Would you quote every entry exactly, dropping only the pictures?

** BEGIN **

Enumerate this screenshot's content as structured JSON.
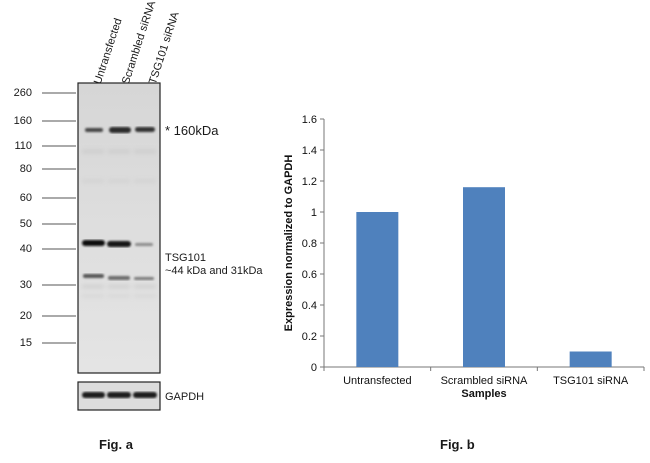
{
  "fig_a": {
    "caption": "Fig. a",
    "lanes": [
      "Untransfected",
      "Scrambled siRNA",
      "TSG101 siRNA"
    ],
    "markers": [
      "260",
      "160",
      "110",
      "80",
      "60",
      "50",
      "40",
      "30",
      "20",
      "15"
    ],
    "annotations": {
      "band_160": "* 160kDa",
      "tsg101_name": "TSG101",
      "tsg101_sizes": "~44 kDa and 31kDa",
      "loading_control": "GAPDH"
    }
  },
  "fig_b": {
    "caption": "Fig. b"
  },
  "chart_data": {
    "type": "bar",
    "categories": [
      "Untransfected",
      "Scrambled siRNA",
      "TSG101 siRNA"
    ],
    "values": [
      1.0,
      1.16,
      0.1
    ],
    "xlabel": "Samples",
    "ylabel": "Expression normalized to GAPDH",
    "ylim": [
      0,
      1.6
    ],
    "yticks": [
      "0",
      "0.2",
      "0.4",
      "0.6",
      "0.8",
      "1",
      "1.2",
      "1.4",
      "1.6"
    ],
    "bar_color": "#4f81bd",
    "grid": false,
    "legend": "none"
  }
}
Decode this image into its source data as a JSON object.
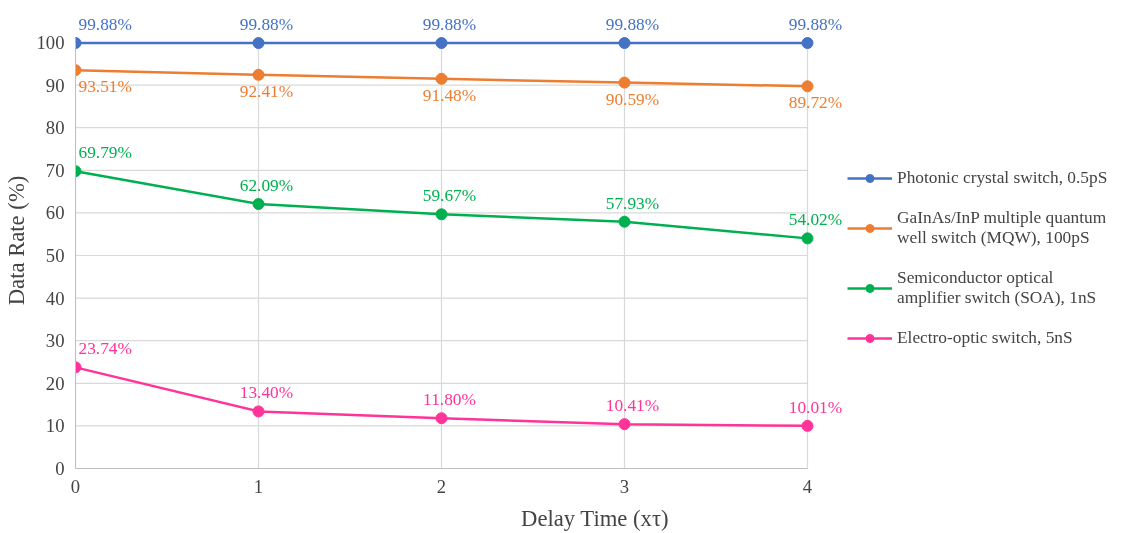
{
  "chart_data": {
    "type": "line",
    "xlabel": "Delay Time (xτ)",
    "ylabel": "Data Rate (%)",
    "x": [
      0,
      1,
      2,
      3,
      4
    ],
    "xlim": [
      0,
      4
    ],
    "xticks": [
      0,
      1,
      2,
      3,
      4
    ],
    "ylim": [
      0,
      100
    ],
    "yticks": [
      0,
      10,
      20,
      30,
      40,
      50,
      60,
      70,
      80,
      90,
      100
    ],
    "grid": true,
    "legend": "right",
    "marker": "circle",
    "line_style": "solid",
    "series": [
      {
        "name": "Photonic crystal switch, 0.5pS",
        "color": "#4472c4",
        "values": [
          99.88,
          99.88,
          99.88,
          99.88,
          99.88
        ],
        "value_labels": [
          "99.88%",
          "99.88%",
          "99.88%",
          "99.88%",
          "99.88%"
        ]
      },
      {
        "name": "GaInAs/InP multiple quantum well switch (MQW), 100pS",
        "color": "#ed7d31",
        "values": [
          93.51,
          92.41,
          91.48,
          90.59,
          89.72
        ],
        "value_labels": [
          "93.51%",
          "92.41%",
          "91.48%",
          "90.59%",
          "89.72%"
        ]
      },
      {
        "name": "Semiconductor optical amplifier switch (SOA), 1nS",
        "color": "#00b050",
        "values": [
          69.79,
          62.09,
          59.67,
          57.93,
          54.02
        ],
        "value_labels": [
          "69.79%",
          "62.09%",
          "59.67%",
          "57.93%",
          "54.02%"
        ]
      },
      {
        "name": "Electro-optic switch, 5nS",
        "color": "#ff3399",
        "values": [
          23.74,
          13.4,
          11.8,
          10.41,
          10.01
        ],
        "value_labels": [
          "23.74%",
          "13.40%",
          "11.80%",
          "10.41%",
          "10.01%"
        ]
      }
    ]
  }
}
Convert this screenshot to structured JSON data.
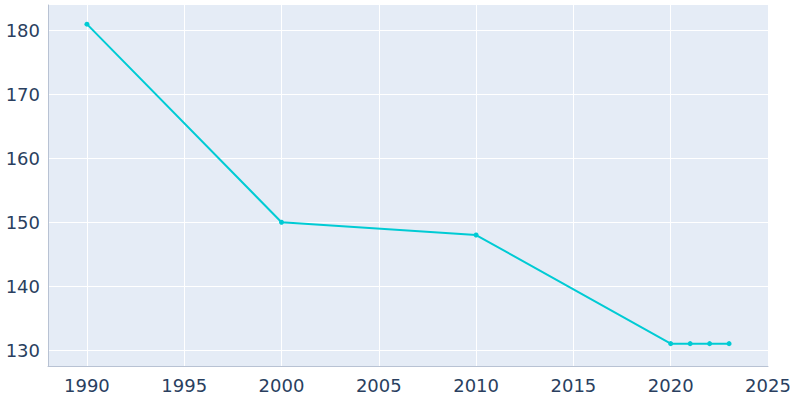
{
  "chart_data": {
    "type": "line",
    "x": [
      1990,
      2000,
      2010,
      2020,
      2021,
      2022,
      2023
    ],
    "values": [
      181,
      150,
      148,
      131,
      131,
      131,
      131
    ],
    "color": "#00cbd4",
    "marker": "circle",
    "xlim": [
      1988,
      2025
    ],
    "xticks": [
      1990,
      1995,
      2000,
      2005,
      2010,
      2015,
      2020,
      2025
    ],
    "ylim": [
      127.5,
      184
    ],
    "yticks": [
      130,
      140,
      150,
      160,
      170,
      180
    ],
    "grid": true
  }
}
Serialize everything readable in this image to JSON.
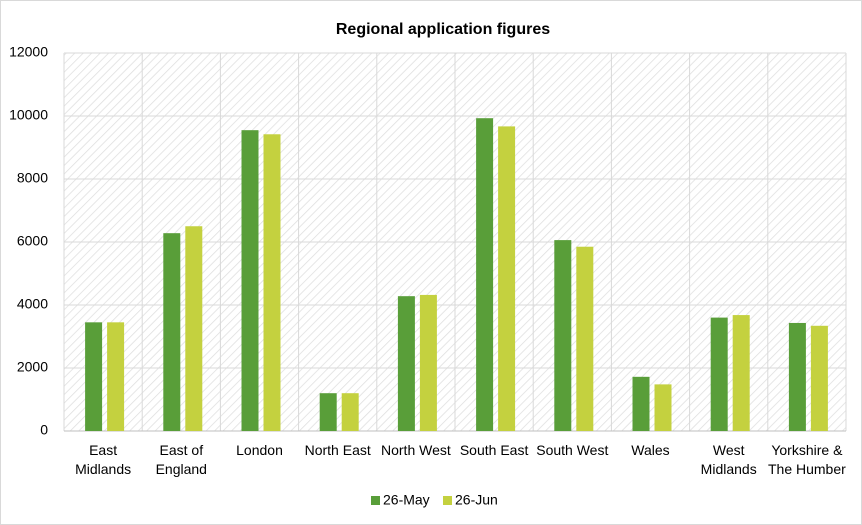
{
  "chart_data": {
    "type": "bar",
    "title": "Regional application figures",
    "categories": [
      "East\nMidlands",
      "East of\nEngland",
      "London",
      "North East",
      "North West",
      "South East",
      "South West",
      "Wales",
      "West\nMidlands",
      "Yorkshire &\nThe Humber"
    ],
    "series": [
      {
        "name": "26-May",
        "color": "#599e39",
        "values": [
          3450,
          6280,
          9550,
          1200,
          4280,
          9930,
          6060,
          1720,
          3600,
          3430
        ]
      },
      {
        "name": "26-Jun",
        "color": "#c4d13f",
        "values": [
          3450,
          6500,
          9420,
          1200,
          4320,
          9670,
          5850,
          1480,
          3680,
          3340
        ]
      }
    ],
    "ylim": [
      0,
      12000
    ],
    "yticks": [
      0,
      2000,
      4000,
      6000,
      8000,
      10000,
      12000
    ],
    "grid": true,
    "legend": "bottom"
  }
}
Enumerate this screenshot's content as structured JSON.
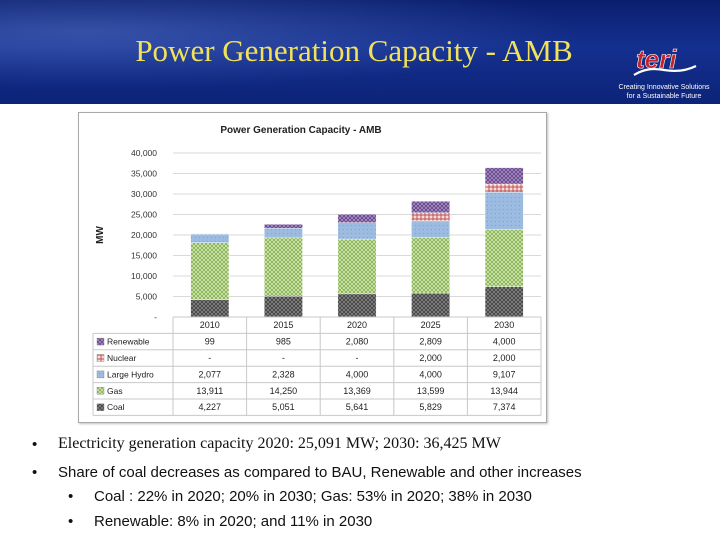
{
  "slide": {
    "title": "Power Generation Capacity - AMB",
    "logo_text": "teri",
    "tagline_line1": "Creating Innovative Solutions",
    "tagline_line2": "for a Sustainable Future"
  },
  "chart_data": {
    "type": "bar",
    "stacked": true,
    "title": "Power Generation Capacity - AMB",
    "ylabel": "MW",
    "xlabel": "",
    "ylim": [
      0,
      40000
    ],
    "yticks": [
      "40,000",
      "35,000",
      "30,000",
      "25,000",
      "20,000",
      "15,000",
      "10,000",
      "5,000",
      "-"
    ],
    "categories": [
      "2010",
      "2015",
      "2020",
      "2025",
      "2030"
    ],
    "series": [
      {
        "name": "Renewable",
        "values": [
          99,
          985,
          2080,
          2809,
          4000
        ],
        "labels": [
          "99",
          "985",
          "2,080",
          "2,809",
          "4,000"
        ],
        "color": "#7b5a9c"
      },
      {
        "name": "Nuclear",
        "values": [
          0,
          0,
          0,
          2000,
          2000
        ],
        "labels": [
          "-",
          "-",
          "-",
          "2,000",
          "2,000"
        ],
        "color": "#e8b4b4"
      },
      {
        "name": "Large Hydro",
        "values": [
          2077,
          2328,
          4000,
          4000,
          9107
        ],
        "labels": [
          "2,077",
          "2,328",
          "4,000",
          "4,000",
          "9,107"
        ],
        "color": "#95b3d7"
      },
      {
        "name": "Gas",
        "values": [
          13911,
          14250,
          13369,
          13599,
          13944
        ],
        "labels": [
          "13,911",
          "14,250",
          "13,369",
          "13,599",
          "13,944"
        ],
        "color": "#b5d38c"
      },
      {
        "name": "Coal",
        "values": [
          4227,
          5051,
          5641,
          5829,
          7374
        ],
        "labels": [
          "4,227",
          "5,051",
          "5,641",
          "5,829",
          "7,374"
        ],
        "color": "#5f5f5f"
      }
    ],
    "data_table": true
  },
  "bullets": [
    {
      "text": "Electricity generation capacity 2020:  25,091 MW; 2030: 36,425 MW",
      "level": 1
    },
    {
      "text": "Share of coal decreases as compared to BAU, Renewable and other increases",
      "level": 1
    },
    {
      "text": "Coal : 22%  in 2020;  20% in 2030; Gas: 53%  in 2020;  38% in 2030",
      "level": 2
    },
    {
      "text": "Renewable:  8% in 2020; and 11% in 2030",
      "level": 2
    }
  ]
}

** END **

Reply >>
Enumerate this screenshot's content as structured JSON.
{
  "fig_a": {
    "caption": "Fig. a",
    "lanes": [
      "Untransfected",
      "Scrambled siRNA",
      "TSG101 siRNA"
    ],
    "markers": [
      "260",
      "160",
      "110",
      "80",
      "60",
      "50",
      "40",
      "30",
      "20",
      "15"
    ],
    "annotations": {
      "band_160": "* 160kDa",
      "tsg101_name": "TSG101",
      "tsg101_sizes": "~44 kDa and 31kDa",
      "loading_control": "GAPDH"
    }
  },
  "fig_b": {
    "caption": "Fig. b"
  },
  "chart_data": {
    "type": "bar",
    "categories": [
      "Untransfected",
      "Scrambled siRNA",
      "TSG101 siRNA"
    ],
    "values": [
      1.0,
      1.16,
      0.1
    ],
    "xlabel": "Samples",
    "ylabel": "Expression normalized to GAPDH",
    "ylim": [
      0,
      1.6
    ],
    "yticks": [
      "0",
      "0.2",
      "0.4",
      "0.6",
      "0.8",
      "1",
      "1.2",
      "1.4",
      "1.6"
    ],
    "bar_color": "#4f81bd",
    "grid": false,
    "legend": "none"
  }
}
Decode this image into its source data as a JSON object.
{
  "chart_data": {
    "type": "line",
    "xlabel": "Delay Time (xτ)",
    "ylabel": "Data Rate (%)",
    "x": [
      0,
      1,
      2,
      3,
      4
    ],
    "xlim": [
      0,
      4
    ],
    "xticks": [
      0,
      1,
      2,
      3,
      4
    ],
    "ylim": [
      0,
      100
    ],
    "yticks": [
      0,
      10,
      20,
      30,
      40,
      50,
      60,
      70,
      80,
      90,
      100
    ],
    "grid": true,
    "legend": "right",
    "marker": "circle",
    "line_style": "solid",
    "series": [
      {
        "name": "Photonic crystal switch, 0.5pS",
        "color": "#4472c4",
        "values": [
          99.88,
          99.88,
          99.88,
          99.88,
          99.88
        ],
        "value_labels": [
          "99.88%",
          "99.88%",
          "99.88%",
          "99.88%",
          "99.88%"
        ]
      },
      {
        "name": "GaInAs/InP multiple quantum well switch (MQW), 100pS",
        "color": "#ed7d31",
        "values": [
          93.51,
          92.41,
          91.48,
          90.59,
          89.72
        ],
        "value_labels": [
          "93.51%",
          "92.41%",
          "91.48%",
          "90.59%",
          "89.72%"
        ]
      },
      {
        "name": "Semiconductor optical amplifier switch (SOA), 1nS",
        "color": "#00b050",
        "values": [
          69.79,
          62.09,
          59.67,
          57.93,
          54.02
        ],
        "value_labels": [
          "69.79%",
          "62.09%",
          "59.67%",
          "57.93%",
          "54.02%"
        ]
      },
      {
        "name": "Electro-optic switch, 5nS",
        "color": "#ff3399",
        "values": [
          23.74,
          13.4,
          11.8,
          10.41,
          10.01
        ],
        "value_labels": [
          "23.74%",
          "13.40%",
          "11.80%",
          "10.41%",
          "10.01%"
        ]
      }
    ]
  }
}
Convert this screenshot to structured JSON data.
{
  "chart_data": {
    "type": "line",
    "x": [
      1990,
      2000,
      2010,
      2020,
      2021,
      2022,
      2023
    ],
    "values": [
      181,
      150,
      148,
      131,
      131,
      131,
      131
    ],
    "color": "#00cbd4",
    "marker": "circle",
    "xlim": [
      1988,
      2025
    ],
    "xticks": [
      1990,
      1995,
      2000,
      2005,
      2010,
      2015,
      2020,
      2025
    ],
    "ylim": [
      127.5,
      184
    ],
    "yticks": [
      130,
      140,
      150,
      160,
      170,
      180
    ],
    "grid": true
  }
}
Serialize everything readable in this image to JSON.
{
  "chart_data": {
    "type": "bar",
    "title": "Regional application figures",
    "categories": [
      "East\nMidlands",
      "East of\nEngland",
      "London",
      "North East",
      "North West",
      "South East",
      "South West",
      "Wales",
      "West\nMidlands",
      "Yorkshire &\nThe Humber"
    ],
    "series": [
      {
        "name": "26-May",
        "color": "#599e39",
        "values": [
          3450,
          6280,
          9550,
          1200,
          4280,
          9930,
          6060,
          1720,
          3600,
          3430
        ]
      },
      {
        "name": "26-Jun",
        "color": "#c4d13f",
        "values": [
          3450,
          6500,
          9420,
          1200,
          4320,
          9670,
          5850,
          1480,
          3680,
          3340
        ]
      }
    ],
    "ylim": [
      0,
      12000
    ],
    "yticks": [
      0,
      2000,
      4000,
      6000,
      8000,
      10000,
      12000
    ],
    "grid": true,
    "legend": "bottom"
  }
}
Enumerate this screenshot's content as structured JSON.
{
  "slide": {
    "title": "Power Generation Capacity - AMB",
    "logo_text": "teri",
    "tagline_line1": "Creating Innovative Solutions",
    "tagline_line2": "for a Sustainable Future"
  },
  "chart_data": {
    "type": "bar",
    "stacked": true,
    "title": "Power Generation Capacity - AMB",
    "ylabel": "MW",
    "xlabel": "",
    "ylim": [
      0,
      40000
    ],
    "yticks": [
      "40,000",
      "35,000",
      "30,000",
      "25,000",
      "20,000",
      "15,000",
      "10,000",
      "5,000",
      "-"
    ],
    "categories": [
      "2010",
      "2015",
      "2020",
      "2025",
      "2030"
    ],
    "series": [
      {
        "name": "Renewable",
        "values": [
          99,
          985,
          2080,
          2809,
          4000
        ],
        "labels": [
          "99",
          "985",
          "2,080",
          "2,809",
          "4,000"
        ],
        "color": "#7b5a9c"
      },
      {
        "name": "Nuclear",
        "values": [
          0,
          0,
          0,
          2000,
          2000
        ],
        "labels": [
          "-",
          "-",
          "-",
          "2,000",
          "2,000"
        ],
        "color": "#e8b4b4"
      },
      {
        "name": "Large Hydro",
        "values": [
          2077,
          2328,
          4000,
          4000,
          9107
        ],
        "labels": [
          "2,077",
          "2,328",
          "4,000",
          "4,000",
          "9,107"
        ],
        "color": "#95b3d7"
      },
      {
        "name": "Gas",
        "values": [
          13911,
          14250,
          13369,
          13599,
          13944
        ],
        "labels": [
          "13,911",
          "14,250",
          "13,369",
          "13,599",
          "13,944"
        ],
        "color": "#b5d38c"
      },
      {
        "name": "Coal",
        "values": [
          4227,
          5051,
          5641,
          5829,
          7374
        ],
        "labels": [
          "4,227",
          "5,051",
          "5,641",
          "5,829",
          "7,374"
        ],
        "color": "#5f5f5f"
      }
    ],
    "data_table": true
  },
  "bullets": [
    {
      "text": "Electricity generation capacity 2020:  25,091 MW; 2030: 36,425 MW",
      "level": 1
    },
    {
      "text": "Share of coal decreases as compared to BAU, Renewable and other increases",
      "level": 1
    },
    {
      "text": "Coal : 22%  in 2020;  20% in 2030; Gas: 53%  in 2020;  38% in 2030",
      "level": 2
    },
    {
      "text": "Renewable:  8% in 2020; and 11% in 2030",
      "level": 2
    }
  ]
}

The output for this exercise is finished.